--- Work instructions ---
Give back the full listing verbatim, apart from its images.

--- Stored rows ---
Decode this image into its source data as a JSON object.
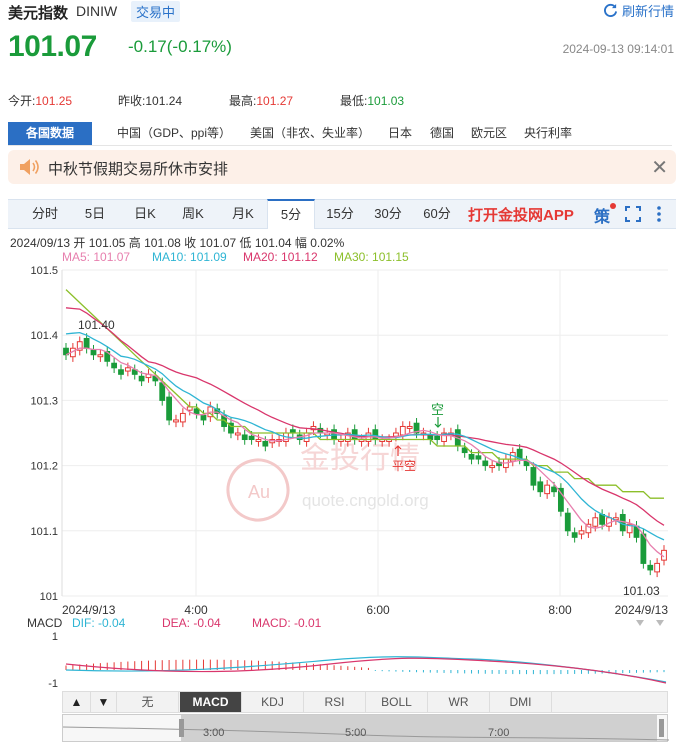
{
  "header": {
    "name": "美元指数",
    "code": "DINIW",
    "status": "交易中",
    "refresh_label": "刷新行情",
    "price": "101.07",
    "change": "-0.17(-0.17%)",
    "timestamp": "2024-09-13 09:14:01"
  },
  "stats": {
    "open_label": "今开:",
    "open": "101.25",
    "prev_label": "昨收:",
    "prev": "101.24",
    "high_label": "最高:",
    "high": "101.27",
    "low_label": "最低:",
    "low": "101.03"
  },
  "data_tabs": [
    "各国数据",
    "中国（GDP、ppi等）",
    "美国（非农、失业率）",
    "日本",
    "德国",
    "欧元区",
    "央行利率"
  ],
  "notice": {
    "text": "中秋节假期交易所休市安排"
  },
  "period_tabs": [
    "分时",
    "5日",
    "日K",
    "周K",
    "月K",
    "5分",
    "15分",
    "30分",
    "60分"
  ],
  "active_period": "5分",
  "app_link": "打开金投网APP",
  "strategy_label": "策",
  "bar_info": "2024/09/13  开 101.05  高 101.08  收 101.07  低 101.04  幅 0.02%",
  "ma_legend": {
    "ma5": "MA5: 101.07",
    "ma10": "MA10: 101.09",
    "ma20": "MA20: 101.12",
    "ma30": "MA30: 101.15"
  },
  "colors": {
    "up": "#e53935",
    "down": "#1a9b3a",
    "ma5": "#e77fae",
    "ma10": "#2fb5d4",
    "ma20": "#d9366c",
    "ma30": "#8cbf2a",
    "accent": "#2b6fc4"
  },
  "chart_data": {
    "type": "candlestick",
    "y_ticks": [
      "101.5",
      "101.4",
      "101.3",
      "101.2",
      "101.1",
      "101"
    ],
    "ylim": [
      101.0,
      101.5
    ],
    "x_labels": [
      "2024/9/13",
      "4:00",
      "6:00",
      "8:00",
      "2024/9/13"
    ],
    "annotations": {
      "max_label": "101.40",
      "min_label": "101.03",
      "signal_short": "空",
      "signal_flat": "平空"
    },
    "watermark": "金投行情",
    "watermark_url": "quote.cngold.org",
    "closes": [
      101.37,
      101.38,
      101.39,
      101.38,
      101.37,
      101.37,
      101.36,
      101.35,
      101.34,
      101.35,
      101.34,
      101.33,
      101.34,
      101.33,
      101.3,
      101.27,
      101.27,
      101.28,
      101.29,
      101.28,
      101.27,
      101.29,
      101.28,
      101.26,
      101.25,
      101.25,
      101.24,
      101.24,
      101.24,
      101.23,
      101.24,
      101.24,
      101.25,
      101.25,
      101.24,
      101.25,
      101.26,
      101.25,
      101.25,
      101.24,
      101.24,
      101.25,
      101.24,
      101.24,
      101.25,
      101.24,
      101.24,
      101.24,
      101.25,
      101.26,
      101.26,
      101.25,
      101.25,
      101.24,
      101.24,
      101.25,
      101.25,
      101.23,
      101.22,
      101.21,
      101.21,
      101.2,
      101.2,
      101.2,
      101.21,
      101.22,
      101.21,
      101.2,
      101.17,
      101.16,
      101.17,
      101.16,
      101.13,
      101.1,
      101.09,
      101.1,
      101.11,
      101.12,
      101.11,
      101.12,
      101.12,
      101.1,
      101.11,
      101.09,
      101.05,
      101.04,
      101.05,
      101.07
    ],
    "ma30": [
      101.47,
      101.46,
      101.45,
      101.44,
      101.43,
      101.42,
      101.41,
      101.4,
      101.39,
      101.38,
      101.37,
      101.36,
      101.35,
      101.34,
      101.33,
      101.32,
      101.31,
      101.3,
      101.29,
      101.29,
      101.28,
      101.28,
      101.27,
      101.27,
      101.26,
      101.26,
      101.26,
      101.25,
      101.25,
      101.25,
      101.25,
      101.25,
      101.25,
      101.25,
      101.25,
      101.25,
      101.25,
      101.24,
      101.24,
      101.24,
      101.24,
      101.24,
      101.24,
      101.24,
      101.24,
      101.24,
      101.24,
      101.24,
      101.24,
      101.24,
      101.24,
      101.24,
      101.24,
      101.24,
      101.23,
      101.23,
      101.23,
      101.23,
      101.23,
      101.22,
      101.22,
      101.22,
      101.22,
      101.21,
      101.21,
      101.21,
      101.21,
      101.21,
      101.2,
      101.2,
      101.2,
      101.19,
      101.19,
      101.19,
      101.18,
      101.18,
      101.18,
      101.17,
      101.17,
      101.17,
      101.17,
      101.16,
      101.16,
      101.16,
      101.16,
      101.15,
      101.15,
      101.15
    ],
    "macd": {
      "dif": "DIF: -0.04",
      "dea": "DEA: -0.04",
      "macd": "MACD: -0.01",
      "y_ticks": [
        "1",
        "-1"
      ]
    }
  },
  "indicator_tabs": [
    "无",
    "MACD",
    "KDJ",
    "RSI",
    "BOLL",
    "WR",
    "DMI"
  ],
  "active_indicator": "MACD",
  "navigator_labels": [
    "3:00",
    "5:00",
    "7:00"
  ]
}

--- Expected answer ---
Decode this image into its source data as a JSON object.
{
  "header": {
    "name": "美元指数",
    "code": "DINIW",
    "status": "交易中",
    "refresh_label": "刷新行情",
    "price": "101.07",
    "change": "-0.17(-0.17%)",
    "timestamp": "2024-09-13 09:14:01"
  },
  "stats": {
    "open_label": "今开:",
    "open": "101.25",
    "prev_label": "昨收:",
    "prev": "101.24",
    "high_label": "最高:",
    "high": "101.27",
    "low_label": "最低:",
    "low": "101.03"
  },
  "data_tabs": [
    "各国数据",
    "中国（GDP、ppi等）",
    "美国（非农、失业率）",
    "日本",
    "德国",
    "欧元区",
    "央行利率"
  ],
  "notice": {
    "text": "中秋节假期交易所休市安排"
  },
  "period_tabs": [
    "分时",
    "5日",
    "日K",
    "周K",
    "月K",
    "5分",
    "15分",
    "30分",
    "60分"
  ],
  "active_period": "5分",
  "app_link": "打开金投网APP",
  "strategy_label": "策",
  "bar_info": "2024/09/13  开 101.05  高 101.08  收 101.07  低 101.04  幅 0.02%",
  "ma_legend": {
    "ma5": "MA5: 101.07",
    "ma10": "MA10: 101.09",
    "ma20": "MA20: 101.12",
    "ma30": "MA30: 101.15"
  },
  "colors": {
    "up": "#e53935",
    "down": "#1a9b3a",
    "ma5": "#e77fae",
    "ma10": "#2fb5d4",
    "ma20": "#d9366c",
    "ma30": "#8cbf2a",
    "accent": "#2b6fc4"
  },
  "chart_data": {
    "type": "candlestick",
    "y_ticks": [
      "101.5",
      "101.4",
      "101.3",
      "101.2",
      "101.1",
      "101"
    ],
    "ylim": [
      101.0,
      101.5
    ],
    "x_labels": [
      "2024/9/13",
      "4:00",
      "6:00",
      "8:00",
      "2024/9/13"
    ],
    "annotations": {
      "max_label": "101.40",
      "min_label": "101.03",
      "signal_short": "空",
      "signal_flat": "平空"
    },
    "watermark": "金投行情",
    "watermark_url": "quote.cngold.org",
    "closes": [
      101.37,
      101.38,
      101.39,
      101.38,
      101.37,
      101.37,
      101.36,
      101.35,
      101.34,
      101.35,
      101.34,
      101.33,
      101.34,
      101.33,
      101.3,
      101.27,
      101.27,
      101.28,
      101.29,
      101.28,
      101.27,
      101.29,
      101.28,
      101.26,
      101.25,
      101.25,
      101.24,
      101.24,
      101.24,
      101.23,
      101.24,
      101.24,
      101.25,
      101.25,
      101.24,
      101.25,
      101.26,
      101.25,
      101.25,
      101.24,
      101.24,
      101.25,
      101.24,
      101.24,
      101.25,
      101.24,
      101.24,
      101.24,
      101.25,
      101.26,
      101.26,
      101.25,
      101.25,
      101.24,
      101.24,
      101.25,
      101.25,
      101.23,
      101.22,
      101.21,
      101.21,
      101.2,
      101.2,
      101.2,
      101.21,
      101.22,
      101.21,
      101.2,
      101.17,
      101.16,
      101.17,
      101.16,
      101.13,
      101.1,
      101.09,
      101.1,
      101.11,
      101.12,
      101.11,
      101.12,
      101.12,
      101.1,
      101.11,
      101.09,
      101.05,
      101.04,
      101.05,
      101.07
    ],
    "ma30": [
      101.47,
      101.46,
      101.45,
      101.44,
      101.43,
      101.42,
      101.41,
      101.4,
      101.39,
      101.38,
      101.37,
      101.36,
      101.35,
      101.34,
      101.33,
      101.32,
      101.31,
      101.3,
      101.29,
      101.29,
      101.28,
      101.28,
      101.27,
      101.27,
      101.26,
      101.26,
      101.26,
      101.25,
      101.25,
      101.25,
      101.25,
      101.25,
      101.25,
      101.25,
      101.25,
      101.25,
      101.25,
      101.24,
      101.24,
      101.24,
      101.24,
      101.24,
      101.24,
      101.24,
      101.24,
      101.24,
      101.24,
      101.24,
      101.24,
      101.24,
      101.24,
      101.24,
      101.24,
      101.24,
      101.23,
      101.23,
      101.23,
      101.23,
      101.23,
      101.22,
      101.22,
      101.22,
      101.22,
      101.21,
      101.21,
      101.21,
      101.21,
      101.21,
      101.2,
      101.2,
      101.2,
      101.19,
      101.19,
      101.19,
      101.18,
      101.18,
      101.18,
      101.17,
      101.17,
      101.17,
      101.17,
      101.16,
      101.16,
      101.16,
      101.16,
      101.15,
      101.15,
      101.15
    ],
    "macd": {
      "dif": "DIF: -0.04",
      "dea": "DEA: -0.04",
      "macd": "MACD: -0.01",
      "y_ticks": [
        "1",
        "-1"
      ]
    }
  },
  "indicator_tabs": [
    "无",
    "MACD",
    "KDJ",
    "RSI",
    "BOLL",
    "WR",
    "DMI"
  ],
  "active_indicator": "MACD",
  "navigator_labels": [
    "3:00",
    "5:00",
    "7:00"
  ]
}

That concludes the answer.